* **PROVIDED DATA**
——
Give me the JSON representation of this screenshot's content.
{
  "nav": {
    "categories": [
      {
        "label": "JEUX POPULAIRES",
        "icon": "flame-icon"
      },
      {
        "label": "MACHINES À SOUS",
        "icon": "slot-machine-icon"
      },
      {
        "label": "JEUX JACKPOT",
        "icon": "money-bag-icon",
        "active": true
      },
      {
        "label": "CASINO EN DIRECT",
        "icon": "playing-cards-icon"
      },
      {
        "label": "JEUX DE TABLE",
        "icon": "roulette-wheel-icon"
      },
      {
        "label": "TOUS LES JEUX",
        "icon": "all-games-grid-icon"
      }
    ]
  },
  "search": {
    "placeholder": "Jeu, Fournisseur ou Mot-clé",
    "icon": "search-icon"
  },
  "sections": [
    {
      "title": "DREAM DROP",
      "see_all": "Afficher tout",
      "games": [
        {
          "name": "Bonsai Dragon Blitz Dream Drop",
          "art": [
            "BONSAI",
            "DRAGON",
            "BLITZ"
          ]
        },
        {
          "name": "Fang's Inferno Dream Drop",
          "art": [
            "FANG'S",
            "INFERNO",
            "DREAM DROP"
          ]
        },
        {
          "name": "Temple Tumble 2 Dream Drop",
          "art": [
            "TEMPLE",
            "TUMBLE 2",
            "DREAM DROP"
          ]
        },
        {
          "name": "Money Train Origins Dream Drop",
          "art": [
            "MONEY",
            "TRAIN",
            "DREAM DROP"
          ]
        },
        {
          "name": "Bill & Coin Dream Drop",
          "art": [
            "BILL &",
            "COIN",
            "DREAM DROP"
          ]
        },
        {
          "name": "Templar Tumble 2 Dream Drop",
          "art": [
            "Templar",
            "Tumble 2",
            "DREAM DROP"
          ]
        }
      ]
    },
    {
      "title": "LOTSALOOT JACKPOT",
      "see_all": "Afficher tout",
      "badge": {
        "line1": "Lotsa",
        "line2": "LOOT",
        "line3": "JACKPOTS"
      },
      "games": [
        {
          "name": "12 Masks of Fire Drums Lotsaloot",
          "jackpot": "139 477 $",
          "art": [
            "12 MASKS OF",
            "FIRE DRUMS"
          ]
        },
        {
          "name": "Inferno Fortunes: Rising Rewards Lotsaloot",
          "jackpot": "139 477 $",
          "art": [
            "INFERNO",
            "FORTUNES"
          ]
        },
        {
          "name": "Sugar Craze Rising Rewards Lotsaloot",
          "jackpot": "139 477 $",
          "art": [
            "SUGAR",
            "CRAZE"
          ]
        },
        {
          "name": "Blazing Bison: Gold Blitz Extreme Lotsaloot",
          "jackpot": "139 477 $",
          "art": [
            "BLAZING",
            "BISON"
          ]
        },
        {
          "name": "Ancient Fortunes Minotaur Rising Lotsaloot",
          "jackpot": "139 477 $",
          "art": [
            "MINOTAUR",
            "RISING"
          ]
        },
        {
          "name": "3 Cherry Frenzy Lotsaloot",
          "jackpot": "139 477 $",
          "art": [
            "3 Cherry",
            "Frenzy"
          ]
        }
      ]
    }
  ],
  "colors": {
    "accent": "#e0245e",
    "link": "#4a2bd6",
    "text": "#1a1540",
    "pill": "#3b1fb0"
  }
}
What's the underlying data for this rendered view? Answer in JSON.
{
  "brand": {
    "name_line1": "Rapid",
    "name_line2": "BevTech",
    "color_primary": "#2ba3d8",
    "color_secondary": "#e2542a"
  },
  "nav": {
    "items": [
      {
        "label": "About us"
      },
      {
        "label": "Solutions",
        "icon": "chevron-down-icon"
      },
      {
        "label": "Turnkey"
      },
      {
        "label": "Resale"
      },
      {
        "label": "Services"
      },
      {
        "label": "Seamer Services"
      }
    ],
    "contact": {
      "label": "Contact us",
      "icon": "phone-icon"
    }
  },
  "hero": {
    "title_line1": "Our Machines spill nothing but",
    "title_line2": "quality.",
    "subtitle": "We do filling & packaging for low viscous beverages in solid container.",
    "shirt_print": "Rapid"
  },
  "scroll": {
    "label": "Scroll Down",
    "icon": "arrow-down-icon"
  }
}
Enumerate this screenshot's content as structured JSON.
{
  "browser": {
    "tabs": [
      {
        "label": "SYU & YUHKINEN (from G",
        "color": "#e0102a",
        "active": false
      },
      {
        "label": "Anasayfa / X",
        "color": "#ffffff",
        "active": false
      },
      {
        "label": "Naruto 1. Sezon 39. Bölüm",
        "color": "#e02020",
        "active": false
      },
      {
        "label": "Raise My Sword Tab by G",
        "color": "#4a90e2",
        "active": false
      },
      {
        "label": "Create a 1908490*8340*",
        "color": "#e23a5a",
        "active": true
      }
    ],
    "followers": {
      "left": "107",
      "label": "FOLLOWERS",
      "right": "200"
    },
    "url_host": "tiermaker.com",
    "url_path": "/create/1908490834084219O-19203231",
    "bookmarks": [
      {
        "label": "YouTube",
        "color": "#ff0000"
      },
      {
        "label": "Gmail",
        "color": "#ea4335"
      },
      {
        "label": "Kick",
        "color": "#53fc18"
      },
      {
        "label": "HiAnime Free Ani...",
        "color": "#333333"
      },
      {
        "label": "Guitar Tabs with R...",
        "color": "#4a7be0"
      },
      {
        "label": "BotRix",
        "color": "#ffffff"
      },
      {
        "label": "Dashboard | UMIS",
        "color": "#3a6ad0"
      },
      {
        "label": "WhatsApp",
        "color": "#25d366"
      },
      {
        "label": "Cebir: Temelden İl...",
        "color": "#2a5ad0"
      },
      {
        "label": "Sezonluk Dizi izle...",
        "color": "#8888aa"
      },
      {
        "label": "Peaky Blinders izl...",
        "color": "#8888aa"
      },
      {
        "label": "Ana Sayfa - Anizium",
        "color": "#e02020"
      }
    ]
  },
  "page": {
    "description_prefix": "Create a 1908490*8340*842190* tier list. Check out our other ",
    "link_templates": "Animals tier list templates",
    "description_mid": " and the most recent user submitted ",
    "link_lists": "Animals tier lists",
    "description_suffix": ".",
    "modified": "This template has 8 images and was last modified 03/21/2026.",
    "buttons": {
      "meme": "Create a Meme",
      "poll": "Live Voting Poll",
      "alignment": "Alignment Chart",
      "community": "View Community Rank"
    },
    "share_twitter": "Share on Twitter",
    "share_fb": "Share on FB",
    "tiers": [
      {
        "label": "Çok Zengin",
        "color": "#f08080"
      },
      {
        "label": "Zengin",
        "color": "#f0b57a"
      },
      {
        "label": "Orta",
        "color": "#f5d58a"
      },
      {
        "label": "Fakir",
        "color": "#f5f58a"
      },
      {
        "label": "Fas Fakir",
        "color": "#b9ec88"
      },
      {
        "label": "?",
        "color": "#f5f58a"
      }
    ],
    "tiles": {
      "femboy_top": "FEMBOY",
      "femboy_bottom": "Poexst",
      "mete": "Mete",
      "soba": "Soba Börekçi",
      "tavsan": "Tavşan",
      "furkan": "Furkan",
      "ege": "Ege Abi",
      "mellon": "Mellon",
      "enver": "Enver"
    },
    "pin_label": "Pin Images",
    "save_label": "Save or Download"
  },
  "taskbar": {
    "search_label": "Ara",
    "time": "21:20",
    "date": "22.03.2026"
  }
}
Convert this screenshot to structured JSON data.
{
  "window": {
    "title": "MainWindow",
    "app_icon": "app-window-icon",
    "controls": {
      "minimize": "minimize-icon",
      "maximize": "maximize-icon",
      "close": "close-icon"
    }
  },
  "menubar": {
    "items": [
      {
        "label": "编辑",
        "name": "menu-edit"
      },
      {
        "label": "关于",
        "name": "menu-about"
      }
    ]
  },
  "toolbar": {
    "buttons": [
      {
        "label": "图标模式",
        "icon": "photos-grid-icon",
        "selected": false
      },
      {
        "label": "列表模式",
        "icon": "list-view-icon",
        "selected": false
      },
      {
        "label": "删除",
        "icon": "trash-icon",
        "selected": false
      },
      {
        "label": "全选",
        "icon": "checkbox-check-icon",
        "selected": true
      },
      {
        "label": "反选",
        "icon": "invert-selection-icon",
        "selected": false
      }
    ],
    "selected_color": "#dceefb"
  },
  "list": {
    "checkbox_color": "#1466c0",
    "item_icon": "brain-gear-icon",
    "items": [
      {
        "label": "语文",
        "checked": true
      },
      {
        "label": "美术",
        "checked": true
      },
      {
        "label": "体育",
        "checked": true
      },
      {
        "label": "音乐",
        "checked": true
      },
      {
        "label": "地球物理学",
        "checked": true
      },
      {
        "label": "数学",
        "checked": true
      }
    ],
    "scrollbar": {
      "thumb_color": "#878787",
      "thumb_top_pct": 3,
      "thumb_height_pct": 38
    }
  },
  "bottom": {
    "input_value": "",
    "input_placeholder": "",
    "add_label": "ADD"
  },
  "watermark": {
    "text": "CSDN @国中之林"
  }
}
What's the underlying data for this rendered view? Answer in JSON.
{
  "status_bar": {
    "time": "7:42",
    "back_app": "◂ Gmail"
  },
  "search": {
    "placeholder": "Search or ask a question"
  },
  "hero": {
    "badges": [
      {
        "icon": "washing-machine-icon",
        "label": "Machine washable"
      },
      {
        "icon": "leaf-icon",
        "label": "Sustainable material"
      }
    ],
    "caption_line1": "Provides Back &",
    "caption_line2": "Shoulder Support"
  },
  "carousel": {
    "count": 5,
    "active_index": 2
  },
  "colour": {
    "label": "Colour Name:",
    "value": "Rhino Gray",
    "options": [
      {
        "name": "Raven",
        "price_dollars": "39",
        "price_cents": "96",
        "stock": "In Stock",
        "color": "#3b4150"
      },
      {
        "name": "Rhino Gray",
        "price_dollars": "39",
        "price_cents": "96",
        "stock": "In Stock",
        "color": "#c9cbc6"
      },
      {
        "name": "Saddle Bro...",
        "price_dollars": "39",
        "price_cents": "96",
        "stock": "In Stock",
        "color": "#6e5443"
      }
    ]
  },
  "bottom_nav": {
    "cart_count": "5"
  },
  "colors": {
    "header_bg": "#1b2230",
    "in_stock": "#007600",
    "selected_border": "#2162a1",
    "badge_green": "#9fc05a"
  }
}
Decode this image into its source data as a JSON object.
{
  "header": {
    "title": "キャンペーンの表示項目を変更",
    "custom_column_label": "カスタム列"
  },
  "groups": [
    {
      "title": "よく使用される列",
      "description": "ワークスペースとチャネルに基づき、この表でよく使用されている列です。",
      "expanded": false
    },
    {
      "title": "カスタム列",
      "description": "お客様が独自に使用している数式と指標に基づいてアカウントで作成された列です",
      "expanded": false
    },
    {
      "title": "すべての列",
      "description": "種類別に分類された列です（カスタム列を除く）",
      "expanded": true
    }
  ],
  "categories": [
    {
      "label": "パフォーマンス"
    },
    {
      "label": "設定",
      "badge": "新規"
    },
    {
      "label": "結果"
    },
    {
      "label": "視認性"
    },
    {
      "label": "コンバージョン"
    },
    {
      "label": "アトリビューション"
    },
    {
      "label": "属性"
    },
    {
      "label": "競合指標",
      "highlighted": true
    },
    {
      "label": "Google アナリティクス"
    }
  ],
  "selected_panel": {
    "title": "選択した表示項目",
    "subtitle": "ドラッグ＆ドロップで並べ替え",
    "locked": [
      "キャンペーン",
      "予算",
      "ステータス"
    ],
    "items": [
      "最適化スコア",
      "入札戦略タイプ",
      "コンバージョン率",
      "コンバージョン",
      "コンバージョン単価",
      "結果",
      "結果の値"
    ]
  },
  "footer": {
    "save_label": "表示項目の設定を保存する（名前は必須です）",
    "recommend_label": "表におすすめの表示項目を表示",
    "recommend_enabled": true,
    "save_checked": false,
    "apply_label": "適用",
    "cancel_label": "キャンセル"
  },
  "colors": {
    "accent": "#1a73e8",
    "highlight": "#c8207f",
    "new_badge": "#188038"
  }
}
——
* **PROBLEM TO WORK ON**
Pick out the lines containing the word "Rewards" and show them.

* **THE REPLY**
          "name": "Inferno Fortunes: Rising Rewards Lotsaloot",
          "name": "Sugar Craze Rising Rewards Lotsaloot",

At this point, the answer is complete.